PROBLEM TO SOLVE
Write the entries out again exactly as they stand, but without the pictures.

##### DATA FOR THIS TASK #####

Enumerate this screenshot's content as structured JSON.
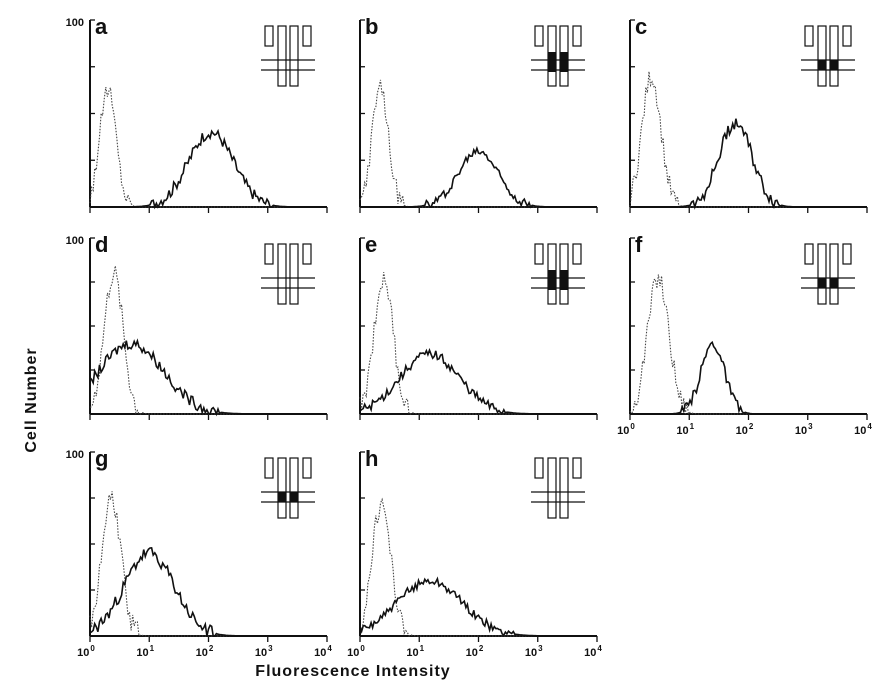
{
  "figure": {
    "ylabel": "Cell Number",
    "xlabel": "Fluorescence Intensity",
    "y_tick_label": "100"
  },
  "chart_data": [
    {
      "panel": "a",
      "type": "line",
      "xscale": "log",
      "xlim": [
        1,
        10000
      ],
      "ylim": [
        0,
        100
      ],
      "x_tick_labels_shown": false,
      "y_tick_label_shown": true,
      "series": [
        {
          "style": "dotted",
          "peak_x": 2.0,
          "peak_y": 63,
          "spread": 0.14
        },
        {
          "style": "solid",
          "peak_x": 110,
          "peak_y": 40,
          "spread": 0.38
        }
      ],
      "inset": {
        "filled": "none"
      }
    },
    {
      "panel": "b",
      "type": "line",
      "xscale": "log",
      "xlim": [
        1,
        10000
      ],
      "ylim": [
        0,
        100
      ],
      "x_tick_labels_shown": false,
      "y_tick_label_shown": false,
      "series": [
        {
          "style": "dotted",
          "peak_x": 2.2,
          "peak_y": 63,
          "spread": 0.14
        },
        {
          "style": "solid",
          "peak_x": 100,
          "peak_y": 30,
          "spread": 0.34
        }
      ],
      "inset": {
        "filled": "upper"
      }
    },
    {
      "panel": "c",
      "type": "line",
      "xscale": "log",
      "xlim": [
        1,
        10000
      ],
      "ylim": [
        0,
        100
      ],
      "x_tick_labels_shown": false,
      "y_tick_label_shown": false,
      "series": [
        {
          "style": "dotted",
          "peak_x": 2.3,
          "peak_y": 70,
          "spread": 0.16
        },
        {
          "style": "solid",
          "peak_x": 60,
          "peak_y": 45,
          "spread": 0.28
        }
      ],
      "inset": {
        "filled": "lower"
      }
    },
    {
      "panel": "d",
      "type": "line",
      "xscale": "log",
      "xlim": [
        1,
        10000
      ],
      "ylim": [
        0,
        100
      ],
      "x_tick_labels_shown": false,
      "y_tick_label_shown": true,
      "series": [
        {
          "style": "dotted",
          "peak_x": 2.5,
          "peak_y": 80,
          "spread": 0.16
        },
        {
          "style": "solid",
          "peak_x": 5,
          "peak_y": 40,
          "spread": 0.55
        }
      ],
      "inset": {
        "filled": "none"
      }
    },
    {
      "panel": "e",
      "type": "line",
      "xscale": "log",
      "xlim": [
        1,
        10000
      ],
      "ylim": [
        0,
        100
      ],
      "x_tick_labels_shown": false,
      "y_tick_label_shown": false,
      "series": [
        {
          "style": "dotted",
          "peak_x": 2.5,
          "peak_y": 78,
          "spread": 0.16
        },
        {
          "style": "solid",
          "peak_x": 15,
          "peak_y": 34,
          "spread": 0.5
        }
      ],
      "inset": {
        "filled": "upper"
      }
    },
    {
      "panel": "f",
      "type": "line",
      "xscale": "log",
      "xlim": [
        1,
        10000
      ],
      "ylim": [
        0,
        100
      ],
      "x_tick_labels_shown": true,
      "y_tick_label_shown": false,
      "x_tick_labels": [
        "10",
        "10",
        "10",
        "10",
        "10"
      ],
      "x_tick_exponents": [
        "0",
        "1",
        "2",
        "3",
        "4"
      ],
      "series": [
        {
          "style": "dotted",
          "peak_x": 3,
          "peak_y": 77,
          "spread": 0.18
        },
        {
          "style": "solid",
          "peak_x": 25,
          "peak_y": 40,
          "spread": 0.2
        }
      ],
      "inset": {
        "filled": "lower"
      }
    },
    {
      "panel": "g",
      "type": "line",
      "xscale": "log",
      "xlim": [
        1,
        10000
      ],
      "ylim": [
        0,
        100
      ],
      "x_tick_labels_shown": true,
      "y_tick_label_shown": true,
      "x_tick_labels": [
        "10",
        "10",
        "10",
        "10",
        "10"
      ],
      "x_tick_exponents": [
        "0",
        "1",
        "2",
        "3",
        "4"
      ],
      "series": [
        {
          "style": "dotted",
          "peak_x": 2.3,
          "peak_y": 75,
          "spread": 0.16
        },
        {
          "style": "solid",
          "peak_x": 10,
          "peak_y": 45,
          "spread": 0.42
        }
      ],
      "inset": {
        "filled": "lower"
      }
    },
    {
      "panel": "h",
      "type": "line",
      "xscale": "log",
      "xlim": [
        1,
        10000
      ],
      "ylim": [
        0,
        100
      ],
      "x_tick_labels_shown": true,
      "y_tick_label_shown": false,
      "x_tick_labels": [
        "10",
        "10",
        "10",
        "10",
        "10"
      ],
      "x_tick_exponents": [
        "0",
        "1",
        "2",
        "3",
        "4"
      ],
      "series": [
        {
          "style": "dotted",
          "peak_x": 2.3,
          "peak_y": 72,
          "spread": 0.16
        },
        {
          "style": "solid",
          "peak_x": 15,
          "peak_y": 30,
          "spread": 0.55
        }
      ],
      "inset": {
        "filled": "none"
      }
    }
  ]
}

#####

SOLVED EXERCISE
Enumerate this screenshot's content as structured JSON.
{
  "figure": {
    "ylabel": "Cell Number",
    "xlabel": "Fluorescence Intensity",
    "y_tick_label": "100"
  },
  "chart_data": [
    {
      "panel": "a",
      "type": "line",
      "xscale": "log",
      "xlim": [
        1,
        10000
      ],
      "ylim": [
        0,
        100
      ],
      "x_tick_labels_shown": false,
      "y_tick_label_shown": true,
      "series": [
        {
          "style": "dotted",
          "peak_x": 2.0,
          "peak_y": 63,
          "spread": 0.14
        },
        {
          "style": "solid",
          "peak_x": 110,
          "peak_y": 40,
          "spread": 0.38
        }
      ],
      "inset": {
        "filled": "none"
      }
    },
    {
      "panel": "b",
      "type": "line",
      "xscale": "log",
      "xlim": [
        1,
        10000
      ],
      "ylim": [
        0,
        100
      ],
      "x_tick_labels_shown": false,
      "y_tick_label_shown": false,
      "series": [
        {
          "style": "dotted",
          "peak_x": 2.2,
          "peak_y": 63,
          "spread": 0.14
        },
        {
          "style": "solid",
          "peak_x": 100,
          "peak_y": 30,
          "spread": 0.34
        }
      ],
      "inset": {
        "filled": "upper"
      }
    },
    {
      "panel": "c",
      "type": "line",
      "xscale": "log",
      "xlim": [
        1,
        10000
      ],
      "ylim": [
        0,
        100
      ],
      "x_tick_labels_shown": false,
      "y_tick_label_shown": false,
      "series": [
        {
          "style": "dotted",
          "peak_x": 2.3,
          "peak_y": 70,
          "spread": 0.16
        },
        {
          "style": "solid",
          "peak_x": 60,
          "peak_y": 45,
          "spread": 0.28
        }
      ],
      "inset": {
        "filled": "lower"
      }
    },
    {
      "panel": "d",
      "type": "line",
      "xscale": "log",
      "xlim": [
        1,
        10000
      ],
      "ylim": [
        0,
        100
      ],
      "x_tick_labels_shown": false,
      "y_tick_label_shown": true,
      "series": [
        {
          "style": "dotted",
          "peak_x": 2.5,
          "peak_y": 80,
          "spread": 0.16
        },
        {
          "style": "solid",
          "peak_x": 5,
          "peak_y": 40,
          "spread": 0.55
        }
      ],
      "inset": {
        "filled": "none"
      }
    },
    {
      "panel": "e",
      "type": "line",
      "xscale": "log",
      "xlim": [
        1,
        10000
      ],
      "ylim": [
        0,
        100
      ],
      "x_tick_labels_shown": false,
      "y_tick_label_shown": false,
      "series": [
        {
          "style": "dotted",
          "peak_x": 2.5,
          "peak_y": 78,
          "spread": 0.16
        },
        {
          "style": "solid",
          "peak_x": 15,
          "peak_y": 34,
          "spread": 0.5
        }
      ],
      "inset": {
        "filled": "upper"
      }
    },
    {
      "panel": "f",
      "type": "line",
      "xscale": "log",
      "xlim": [
        1,
        10000
      ],
      "ylim": [
        0,
        100
      ],
      "x_tick_labels_shown": true,
      "y_tick_label_shown": false,
      "x_tick_labels": [
        "10",
        "10",
        "10",
        "10",
        "10"
      ],
      "x_tick_exponents": [
        "0",
        "1",
        "2",
        "3",
        "4"
      ],
      "series": [
        {
          "style": "dotted",
          "peak_x": 3,
          "peak_y": 77,
          "spread": 0.18
        },
        {
          "style": "solid",
          "peak_x": 25,
          "peak_y": 40,
          "spread": 0.2
        }
      ],
      "inset": {
        "filled": "lower"
      }
    },
    {
      "panel": "g",
      "type": "line",
      "xscale": "log",
      "xlim": [
        1,
        10000
      ],
      "ylim": [
        0,
        100
      ],
      "x_tick_labels_shown": true,
      "y_tick_label_shown": true,
      "x_tick_labels": [
        "10",
        "10",
        "10",
        "10",
        "10"
      ],
      "x_tick_exponents": [
        "0",
        "1",
        "2",
        "3",
        "4"
      ],
      "series": [
        {
          "style": "dotted",
          "peak_x": 2.3,
          "peak_y": 75,
          "spread": 0.16
        },
        {
          "style": "solid",
          "peak_x": 10,
          "peak_y": 45,
          "spread": 0.42
        }
      ],
      "inset": {
        "filled": "lower"
      }
    },
    {
      "panel": "h",
      "type": "line",
      "xscale": "log",
      "xlim": [
        1,
        10000
      ],
      "ylim": [
        0,
        100
      ],
      "x_tick_labels_shown": true,
      "y_tick_label_shown": false,
      "x_tick_labels": [
        "10",
        "10",
        "10",
        "10",
        "10"
      ],
      "x_tick_exponents": [
        "0",
        "1",
        "2",
        "3",
        "4"
      ],
      "series": [
        {
          "style": "dotted",
          "peak_x": 2.3,
          "peak_y": 72,
          "spread": 0.16
        },
        {
          "style": "solid",
          "peak_x": 15,
          "peak_y": 30,
          "spread": 0.55
        }
      ],
      "inset": {
        "filled": "none"
      }
    }
  ]
}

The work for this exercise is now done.